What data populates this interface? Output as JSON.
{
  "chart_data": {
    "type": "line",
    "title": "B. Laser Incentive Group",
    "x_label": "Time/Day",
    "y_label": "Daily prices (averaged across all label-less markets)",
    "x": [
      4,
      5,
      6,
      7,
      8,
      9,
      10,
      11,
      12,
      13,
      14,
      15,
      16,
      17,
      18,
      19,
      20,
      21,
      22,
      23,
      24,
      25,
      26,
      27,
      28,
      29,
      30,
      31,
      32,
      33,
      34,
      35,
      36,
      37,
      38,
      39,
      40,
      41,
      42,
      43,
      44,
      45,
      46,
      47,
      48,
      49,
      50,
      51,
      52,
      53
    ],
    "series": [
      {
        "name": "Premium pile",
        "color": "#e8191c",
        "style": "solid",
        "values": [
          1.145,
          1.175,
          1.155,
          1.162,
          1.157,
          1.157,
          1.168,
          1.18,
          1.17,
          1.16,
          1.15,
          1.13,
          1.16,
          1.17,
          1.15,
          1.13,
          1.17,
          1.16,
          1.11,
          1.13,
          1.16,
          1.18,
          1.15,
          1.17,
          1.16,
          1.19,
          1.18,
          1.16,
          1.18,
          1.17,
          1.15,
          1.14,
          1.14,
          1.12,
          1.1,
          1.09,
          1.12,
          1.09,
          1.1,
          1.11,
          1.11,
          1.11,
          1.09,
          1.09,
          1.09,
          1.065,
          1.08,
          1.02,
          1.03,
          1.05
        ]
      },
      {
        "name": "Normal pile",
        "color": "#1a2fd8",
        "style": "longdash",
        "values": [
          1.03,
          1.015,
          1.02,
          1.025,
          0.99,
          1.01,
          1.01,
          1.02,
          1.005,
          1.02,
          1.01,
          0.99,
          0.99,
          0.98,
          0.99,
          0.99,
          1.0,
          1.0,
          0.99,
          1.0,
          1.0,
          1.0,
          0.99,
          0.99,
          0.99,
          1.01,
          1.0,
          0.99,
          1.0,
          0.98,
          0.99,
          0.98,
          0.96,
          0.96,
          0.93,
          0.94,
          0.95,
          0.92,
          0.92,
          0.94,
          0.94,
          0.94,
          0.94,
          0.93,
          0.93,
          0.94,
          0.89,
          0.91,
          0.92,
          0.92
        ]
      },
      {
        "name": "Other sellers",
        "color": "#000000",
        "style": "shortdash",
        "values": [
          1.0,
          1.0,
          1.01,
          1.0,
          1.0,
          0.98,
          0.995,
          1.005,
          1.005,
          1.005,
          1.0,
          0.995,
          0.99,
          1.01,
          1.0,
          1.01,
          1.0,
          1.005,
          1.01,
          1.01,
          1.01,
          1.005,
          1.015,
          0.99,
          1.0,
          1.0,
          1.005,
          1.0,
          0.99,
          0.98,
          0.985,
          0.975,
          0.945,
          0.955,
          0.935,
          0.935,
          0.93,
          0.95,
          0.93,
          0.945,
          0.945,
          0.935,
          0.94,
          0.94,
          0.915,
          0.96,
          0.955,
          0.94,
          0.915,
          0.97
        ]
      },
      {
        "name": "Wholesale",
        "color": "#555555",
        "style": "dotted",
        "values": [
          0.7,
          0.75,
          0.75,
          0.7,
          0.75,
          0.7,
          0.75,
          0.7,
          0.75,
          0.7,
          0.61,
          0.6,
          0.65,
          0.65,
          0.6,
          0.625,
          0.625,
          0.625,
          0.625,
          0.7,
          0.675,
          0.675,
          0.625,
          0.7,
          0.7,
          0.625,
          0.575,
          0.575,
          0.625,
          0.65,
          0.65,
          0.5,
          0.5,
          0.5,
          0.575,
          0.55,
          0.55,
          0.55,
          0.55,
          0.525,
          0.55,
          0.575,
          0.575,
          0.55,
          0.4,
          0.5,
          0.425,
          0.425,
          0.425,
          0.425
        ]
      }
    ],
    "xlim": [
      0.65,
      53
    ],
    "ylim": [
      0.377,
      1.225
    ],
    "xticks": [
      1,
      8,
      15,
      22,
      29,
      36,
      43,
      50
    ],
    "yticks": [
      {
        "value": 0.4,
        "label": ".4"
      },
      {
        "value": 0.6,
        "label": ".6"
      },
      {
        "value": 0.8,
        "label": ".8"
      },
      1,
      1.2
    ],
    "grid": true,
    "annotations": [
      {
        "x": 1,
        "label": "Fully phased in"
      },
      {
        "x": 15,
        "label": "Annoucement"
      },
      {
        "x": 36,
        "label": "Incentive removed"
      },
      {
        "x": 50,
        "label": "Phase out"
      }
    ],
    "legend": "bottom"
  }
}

■ STATED TASK ■
Count every line in the preceding entries where the string "color" appears, then state only the total.

■ CORRECT ANSWER ■
4